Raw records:
start
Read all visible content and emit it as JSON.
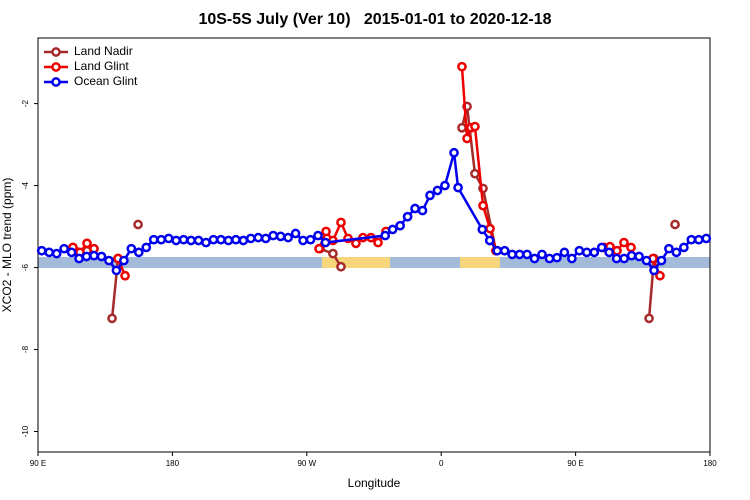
{
  "chart_data": {
    "type": "line",
    "title": "10S-5S July (Ver 10)   2015-01-01 to 2020-12-18",
    "x_label": "Longitude",
    "y_label": "XCO2 - MLO trend (ppm)",
    "xlim": [
      90,
      540
    ],
    "xticks": [
      {
        "value": 90,
        "label": "90 E"
      },
      180,
      {
        "value": 270,
        "label": "90 W"
      },
      {
        "value": 360,
        "label": "0"
      },
      {
        "value": 450,
        "label": "90 E"
      },
      {
        "value": 540,
        "label": "180"
      }
    ],
    "ylim": [
      -10.5,
      -0.4
    ],
    "yticks": [
      -10,
      -8,
      -6,
      -4,
      -2
    ],
    "legend": "top-left",
    "series": [
      {
        "name": "Land Nadir",
        "color": "#a52a2a",
        "x": [
          113.4,
          122.8,
          131.0,
          139.6,
          143.6,
          150.0,
          157.0,
          220.0,
          278.8,
          287.5,
          292.9,
          330.0,
          373.9,
          377.3,
          382.6,
          388.0,
          396.7,
          430.0,
          469.0,
          477.7,
          490.0,
          499.2,
          502.5,
          510.0,
          516.6
        ],
        "values": [
          -5.51,
          -5.59,
          null,
          -7.24,
          -5.78,
          null,
          -4.95,
          null,
          -5.54,
          -5.66,
          -5.98,
          null,
          -2.59,
          -2.07,
          -3.71,
          -4.07,
          -5.59,
          null,
          -5.51,
          -5.59,
          null,
          -7.24,
          -5.78,
          null,
          -4.95
        ]
      },
      {
        "name": "Land Glint",
        "color": "#ee0000",
        "x": [
          113.4,
          118.1,
          122.8,
          127.5,
          135.0,
          143.6,
          148.3,
          220.0,
          278.2,
          282.9,
          287.5,
          292.9,
          297.6,
          302.9,
          307.6,
          313.0,
          317.7,
          323.0,
          350.0,
          373.9,
          377.3,
          379.9,
          382.6,
          388.0,
          392.7,
          396.7,
          430.0,
          469.0,
          473.0,
          477.7,
          482.4,
          487.1,
          495.0,
          501.8,
          506.5
        ],
        "values": [
          -5.51,
          -5.63,
          -5.41,
          -5.54,
          null,
          -5.78,
          -6.2,
          null,
          -5.54,
          -5.12,
          -5.34,
          -4.9,
          -5.29,
          -5.41,
          -5.27,
          -5.27,
          -5.39,
          -5.12,
          null,
          -1.1,
          -2.85,
          -2.59,
          -2.56,
          -4.49,
          -5.05,
          -5.59,
          null,
          -5.51,
          -5.49,
          -5.59,
          -5.39,
          -5.51,
          null,
          -5.78,
          -6.2
        ]
      },
      {
        "name": "Ocean Glint",
        "color": "#0000ee",
        "x": [
          92.5,
          97.5,
          102.5,
          107.5,
          112.5,
          117.5,
          122.5,
          127.5,
          132.5,
          137.5,
          142.5,
          147.5,
          152.5,
          157.5,
          162.5,
          167.5,
          172.5,
          177.5,
          182.5,
          187.5,
          192.5,
          197.5,
          202.5,
          207.5,
          212.5,
          217.5,
          222.5,
          227.5,
          232.5,
          237.5,
          242.5,
          247.5,
          252.5,
          257.5,
          262.5,
          267.5,
          272.5,
          277.5,
          282.5,
          322.5,
          327.5,
          332.5,
          337.5,
          342.5,
          347.5,
          352.5,
          357.5,
          362.5,
          368.6,
          371.3,
          387.5,
          392.5,
          397.5,
          402.5,
          407.5,
          412.5,
          417.5,
          422.5,
          427.5,
          432.5,
          437.5,
          442.5,
          447.5,
          452.5,
          457.5,
          462.5,
          467.5,
          472.5,
          477.5,
          482.5,
          487.5,
          492.5,
          497.5,
          502.5,
          507.5,
          512.5,
          517.5,
          522.5,
          527.5,
          532.5,
          537.5
        ],
        "values": [
          -5.59,
          -5.63,
          -5.66,
          -5.54,
          -5.63,
          -5.78,
          -5.73,
          -5.71,
          -5.73,
          -5.83,
          -6.07,
          -5.83,
          -5.54,
          -5.63,
          -5.51,
          -5.32,
          -5.32,
          -5.29,
          -5.34,
          -5.32,
          -5.34,
          -5.34,
          -5.39,
          -5.32,
          -5.32,
          -5.34,
          -5.32,
          -5.34,
          -5.29,
          -5.27,
          -5.29,
          -5.22,
          -5.24,
          -5.27,
          -5.17,
          -5.34,
          -5.32,
          -5.22,
          -5.39,
          -5.22,
          -5.07,
          -4.98,
          -4.76,
          -4.56,
          -4.61,
          -4.24,
          -4.12,
          -4.0,
          -3.2,
          -4.05,
          -5.07,
          -5.34,
          -5.59,
          -5.59,
          -5.68,
          -5.68,
          -5.68,
          -5.78,
          -5.68,
          -5.78,
          -5.76,
          -5.63,
          -5.78,
          -5.59,
          -5.63,
          -5.63,
          -5.51,
          -5.63,
          -5.78,
          -5.78,
          -5.71,
          -5.73,
          -5.83,
          -6.07,
          -5.83,
          -5.54,
          -5.63,
          -5.51,
          -5.32,
          -5.32,
          -5.29
        ]
      }
    ]
  }
}
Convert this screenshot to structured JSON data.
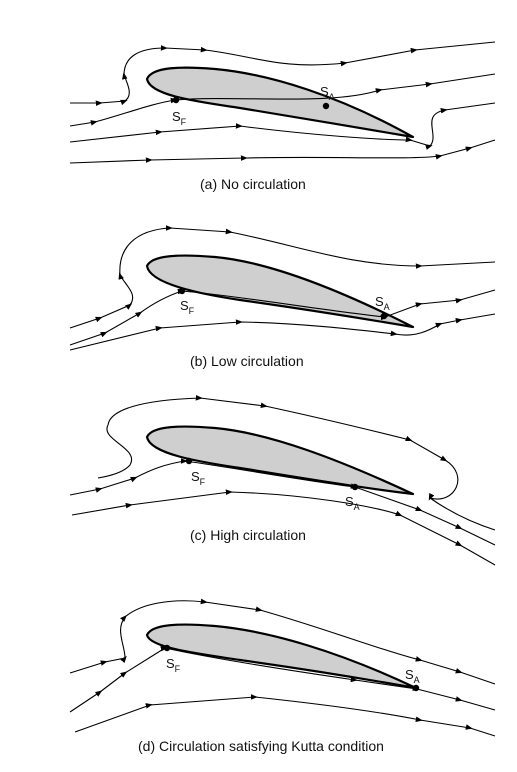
{
  "panels": [
    {
      "caption": "(a) No circulation",
      "front_label": "S",
      "front_sub": "F",
      "rear_label": "S",
      "rear_sub": "A"
    },
    {
      "caption": "(b) Low circulation",
      "front_label": "S",
      "front_sub": "F",
      "rear_label": "S",
      "rear_sub": "A"
    },
    {
      "caption": "(c) High circulation",
      "front_label": "S",
      "front_sub": "F",
      "rear_label": "S",
      "rear_sub": "A"
    },
    {
      "caption": "(d) Circulation satisfying Kutta condition",
      "front_label": "S",
      "front_sub": "F",
      "rear_label": "S",
      "rear_sub": "A"
    }
  ],
  "colors": {
    "airfoil_fill": "#cfcfcf",
    "outline": "#000000",
    "background": "#ffffff"
  }
}
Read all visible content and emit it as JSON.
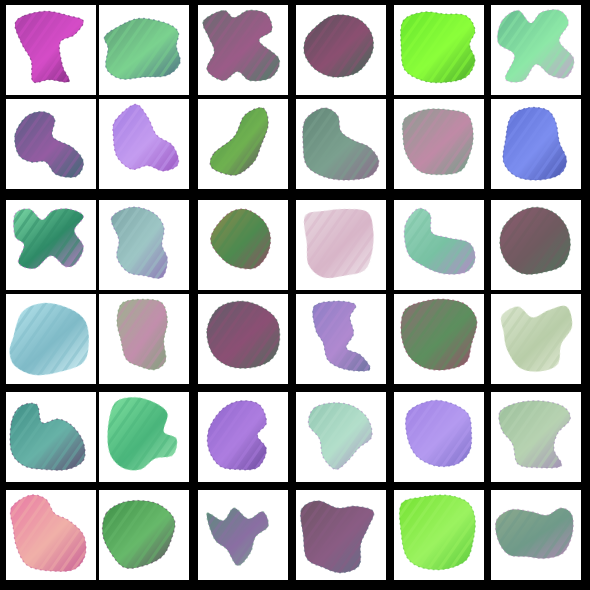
end
## [SET TASK]
Your task is an exact transcription of all the data, minus the pictures.

## [FINAL RESULT]
Read all visible content and emit it as JSON.
{
  "chart_data": {
    "type": "line",
    "title": "10S-5S July (Ver 10)   2015-01-01 to 2020-12-18",
    "x_label": "Longitude",
    "y_label": "XCO2 - MLO trend (ppm)",
    "xlim": [
      90,
      540
    ],
    "xticks": [
      {
        "value": 90,
        "label": "90 E"
      },
      180,
      {
        "value": 270,
        "label": "90 W"
      },
      {
        "value": 360,
        "label": "0"
      },
      {
        "value": 450,
        "label": "90 E"
      },
      {
        "value": 540,
        "label": "180"
      }
    ],
    "ylim": [
      -10.5,
      -0.4
    ],
    "yticks": [
      -10,
      -8,
      -6,
      -4,
      -2
    ],
    "legend": "top-left",
    "series": [
      {
        "name": "Land Nadir",
        "color": "#a52a2a",
        "x": [
          113.4,
          122.8,
          131.0,
          139.6,
          143.6,
          150.0,
          157.0,
          220.0,
          278.8,
          287.5,
          292.9,
          330.0,
          373.9,
          377.3,
          382.6,
          388.0,
          396.7,
          430.0,
          469.0,
          477.7,
          490.0,
          499.2,
          502.5,
          510.0,
          516.6
        ],
        "values": [
          -5.51,
          -5.59,
          null,
          -7.24,
          -5.78,
          null,
          -4.95,
          null,
          -5.54,
          -5.66,
          -5.98,
          null,
          -2.59,
          -2.07,
          -3.71,
          -4.07,
          -5.59,
          null,
          -5.51,
          -5.59,
          null,
          -7.24,
          -5.78,
          null,
          -4.95
        ]
      },
      {
        "name": "Land Glint",
        "color": "#ee0000",
        "x": [
          113.4,
          118.1,
          122.8,
          127.5,
          135.0,
          143.6,
          148.3,
          220.0,
          278.2,
          282.9,
          287.5,
          292.9,
          297.6,
          302.9,
          307.6,
          313.0,
          317.7,
          323.0,
          350.0,
          373.9,
          377.3,
          379.9,
          382.6,
          388.0,
          392.7,
          396.7,
          430.0,
          469.0,
          473.0,
          477.7,
          482.4,
          487.1,
          495.0,
          501.8,
          506.5
        ],
        "values": [
          -5.51,
          -5.63,
          -5.41,
          -5.54,
          null,
          -5.78,
          -6.2,
          null,
          -5.54,
          -5.12,
          -5.34,
          -4.9,
          -5.29,
          -5.41,
          -5.27,
          -5.27,
          -5.39,
          -5.12,
          null,
          -1.1,
          -2.85,
          -2.59,
          -2.56,
          -4.49,
          -5.05,
          -5.59,
          null,
          -5.51,
          -5.49,
          -5.59,
          -5.39,
          -5.51,
          null,
          -5.78,
          -6.2
        ]
      },
      {
        "name": "Ocean Glint",
        "color": "#0000ee",
        "x": [
          92.5,
          97.5,
          102.5,
          107.5,
          112.5,
          117.5,
          122.5,
          127.5,
          132.5,
          137.5,
          142.5,
          147.5,
          152.5,
          157.5,
          162.5,
          167.5,
          172.5,
          177.5,
          182.5,
          187.5,
          192.5,
          197.5,
          202.5,
          207.5,
          212.5,
          217.5,
          222.5,
          227.5,
          232.5,
          237.5,
          242.5,
          247.5,
          252.5,
          257.5,
          262.5,
          267.5,
          272.5,
          277.5,
          282.5,
          322.5,
          327.5,
          332.5,
          337.5,
          342.5,
          347.5,
          352.5,
          357.5,
          362.5,
          368.6,
          371.3,
          387.5,
          392.5,
          397.5,
          402.5,
          407.5,
          412.5,
          417.5,
          422.5,
          427.5,
          432.5,
          437.5,
          442.5,
          447.5,
          452.5,
          457.5,
          462.5,
          467.5,
          472.5,
          477.5,
          482.5,
          487.5,
          492.5,
          497.5,
          502.5,
          507.5,
          512.5,
          517.5,
          522.5,
          527.5,
          532.5,
          537.5
        ],
        "values": [
          -5.59,
          -5.63,
          -5.66,
          -5.54,
          -5.63,
          -5.78,
          -5.73,
          -5.71,
          -5.73,
          -5.83,
          -6.07,
          -5.83,
          -5.54,
          -5.63,
          -5.51,
          -5.32,
          -5.32,
          -5.29,
          -5.34,
          -5.32,
          -5.34,
          -5.34,
          -5.39,
          -5.32,
          -5.32,
          -5.34,
          -5.32,
          -5.34,
          -5.29,
          -5.27,
          -5.29,
          -5.22,
          -5.24,
          -5.27,
          -5.17,
          -5.34,
          -5.32,
          -5.22,
          -5.39,
          -5.22,
          -5.07,
          -4.98,
          -4.76,
          -4.56,
          -4.61,
          -4.24,
          -4.12,
          -4.0,
          -3.2,
          -4.05,
          -5.07,
          -5.34,
          -5.59,
          -5.59,
          -5.68,
          -5.68,
          -5.68,
          -5.78,
          -5.68,
          -5.78,
          -5.76,
          -5.63,
          -5.78,
          -5.59,
          -5.63,
          -5.63,
          -5.51,
          -5.63,
          -5.78,
          -5.78,
          -5.71,
          -5.73,
          -5.83,
          -6.07,
          -5.83,
          -5.54,
          -5.63,
          -5.51,
          -5.32,
          -5.32,
          -5.29
        ]
      }
    ]
  }
}
Convert this screenshot to structured JSON data.
{
  "panels": [
    {
      "caption": "(a) No circulation",
      "front_label": "S",
      "front_sub": "F",
      "rear_label": "S",
      "rear_sub": "A"
    },
    {
      "caption": "(b) Low circulation",
      "front_label": "S",
      "front_sub": "F",
      "rear_label": "S",
      "rear_sub": "A"
    },
    {
      "caption": "(c) High circulation",
      "front_label": "S",
      "front_sub": "F",
      "rear_label": "S",
      "rear_sub": "A"
    },
    {
      "caption": "(d) Circulation satisfying Kutta condition",
      "front_label": "S",
      "front_sub": "F",
      "rear_label": "S",
      "rear_sub": "A"
    }
  ],
  "colors": {
    "airfoil_fill": "#cfcfcf",
    "outline": "#000000",
    "background": "#ffffff"
  }
}
Read all visible content and emit it as JSON.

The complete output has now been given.